------ MATERIAL FOR THIS EXERCISE ------

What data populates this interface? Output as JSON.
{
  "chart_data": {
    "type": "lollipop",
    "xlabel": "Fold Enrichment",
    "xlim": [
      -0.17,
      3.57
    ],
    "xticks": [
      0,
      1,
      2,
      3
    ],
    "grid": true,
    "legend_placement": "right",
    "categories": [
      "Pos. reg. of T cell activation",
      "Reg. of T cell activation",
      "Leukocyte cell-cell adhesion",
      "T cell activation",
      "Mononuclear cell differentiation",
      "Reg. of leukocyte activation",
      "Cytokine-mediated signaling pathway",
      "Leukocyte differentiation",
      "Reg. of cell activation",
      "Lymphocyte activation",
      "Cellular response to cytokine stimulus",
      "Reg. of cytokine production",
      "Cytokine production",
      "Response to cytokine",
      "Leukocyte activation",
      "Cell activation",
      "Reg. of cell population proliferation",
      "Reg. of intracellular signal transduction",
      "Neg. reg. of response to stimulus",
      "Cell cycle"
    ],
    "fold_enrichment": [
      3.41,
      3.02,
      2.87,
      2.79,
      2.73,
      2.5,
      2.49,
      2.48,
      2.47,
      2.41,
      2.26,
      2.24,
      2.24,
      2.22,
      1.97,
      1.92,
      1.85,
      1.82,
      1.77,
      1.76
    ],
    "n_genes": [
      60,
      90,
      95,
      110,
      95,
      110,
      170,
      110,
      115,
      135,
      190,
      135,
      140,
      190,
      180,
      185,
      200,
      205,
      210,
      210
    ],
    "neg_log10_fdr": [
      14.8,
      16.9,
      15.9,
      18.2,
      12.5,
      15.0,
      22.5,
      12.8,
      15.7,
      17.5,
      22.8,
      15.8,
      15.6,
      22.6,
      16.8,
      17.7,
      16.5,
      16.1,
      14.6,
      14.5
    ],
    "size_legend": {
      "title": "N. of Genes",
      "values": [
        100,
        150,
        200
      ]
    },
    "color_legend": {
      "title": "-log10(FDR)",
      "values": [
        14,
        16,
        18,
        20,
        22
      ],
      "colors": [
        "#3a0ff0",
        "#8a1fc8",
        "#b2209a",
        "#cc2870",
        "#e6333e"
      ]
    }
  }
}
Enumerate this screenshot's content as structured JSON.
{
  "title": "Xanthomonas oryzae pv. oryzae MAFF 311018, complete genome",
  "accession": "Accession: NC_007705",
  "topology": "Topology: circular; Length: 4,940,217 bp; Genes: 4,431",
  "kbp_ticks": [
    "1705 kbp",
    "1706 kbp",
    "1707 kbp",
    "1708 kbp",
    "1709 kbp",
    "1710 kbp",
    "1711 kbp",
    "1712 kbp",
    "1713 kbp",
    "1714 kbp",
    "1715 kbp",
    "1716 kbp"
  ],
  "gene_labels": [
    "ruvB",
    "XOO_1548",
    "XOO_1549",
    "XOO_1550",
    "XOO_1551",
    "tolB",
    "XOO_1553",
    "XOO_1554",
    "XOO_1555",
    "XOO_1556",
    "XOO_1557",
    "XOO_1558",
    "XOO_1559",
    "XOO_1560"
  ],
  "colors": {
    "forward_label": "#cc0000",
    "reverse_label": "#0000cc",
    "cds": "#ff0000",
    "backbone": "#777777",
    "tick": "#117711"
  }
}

------

PROMPT |
Copy the entries above exactly, leaving none out.

ANSWER BOX |
What data populates this interface? Output as JSON.
{
  "chart_data": {
    "type": "lollipop",
    "xlabel": "Fold Enrichment",
    "xlim": [
      -0.17,
      3.57
    ],
    "xticks": [
      0,
      1,
      2,
      3
    ],
    "grid": true,
    "legend_placement": "right",
    "categories": [
      "Pos. reg. of T cell activation",
      "Reg. of T cell activation",
      "Leukocyte cell-cell adhesion",
      "T cell activation",
      "Mononuclear cell differentiation",
      "Reg. of leukocyte activation",
      "Cytokine-mediated signaling pathway",
      "Leukocyte differentiation",
      "Reg. of cell activation",
      "Lymphocyte activation",
      "Cellular response to cytokine stimulus",
      "Reg. of cytokine production",
      "Cytokine production",
      "Response to cytokine",
      "Leukocyte activation",
      "Cell activation",
      "Reg. of cell population proliferation",
      "Reg. of intracellular signal transduction",
      "Neg. reg. of response to stimulus",
      "Cell cycle"
    ],
    "fold_enrichment": [
      3.41,
      3.02,
      2.87,
      2.79,
      2.73,
      2.5,
      2.49,
      2.48,
      2.47,
      2.41,
      2.26,
      2.24,
      2.24,
      2.22,
      1.97,
      1.92,
      1.85,
      1.82,
      1.77,
      1.76
    ],
    "n_genes": [
      60,
      90,
      95,
      110,
      95,
      110,
      170,
      110,
      115,
      135,
      190,
      135,
      140,
      190,
      180,
      185,
      200,
      205,
      210,
      210
    ],
    "neg_log10_fdr": [
      14.8,
      16.9,
      15.9,
      18.2,
      12.5,
      15.0,
      22.5,
      12.8,
      15.7,
      17.5,
      22.8,
      15.8,
      15.6,
      22.6,
      16.8,
      17.7,
      16.5,
      16.1,
      14.6,
      14.5
    ],
    "size_legend": {
      "title": "N. of Genes",
      "values": [
        100,
        150,
        200
      ]
    },
    "color_legend": {
      "title": "-log10(FDR)",
      "values": [
        14,
        16,
        18,
        20,
        22
      ],
      "colors": [
        "#3a0ff0",
        "#8a1fc8",
        "#b2209a",
        "#cc2870",
        "#e6333e"
      ]
    }
  }
}
Enumerate this screenshot's content as structured JSON.
{
  "title": "Xanthomonas oryzae pv. oryzae MAFF 311018, complete genome",
  "accession": "Accession: NC_007705",
  "topology": "Topology: circular; Length: 4,940,217 bp; Genes: 4,431",
  "kbp_ticks": [
    "1705 kbp",
    "1706 kbp",
    "1707 kbp",
    "1708 kbp",
    "1709 kbp",
    "1710 kbp",
    "1711 kbp",
    "1712 kbp",
    "1713 kbp",
    "1714 kbp",
    "1715 kbp",
    "1716 kbp"
  ],
  "gene_labels": [
    "ruvB",
    "XOO_1548",
    "XOO_1549",
    "XOO_1550",
    "XOO_1551",
    "tolB",
    "XOO_1553",
    "XOO_1554",
    "XOO_1555",
    "XOO_1556",
    "XOO_1557",
    "XOO_1558",
    "XOO_1559",
    "XOO_1560"
  ],
  "colors": {
    "forward_label": "#cc0000",
    "reverse_label": "#0000cc",
    "cds": "#ff0000",
    "backbone": "#777777",
    "tick": "#117711"
  }
}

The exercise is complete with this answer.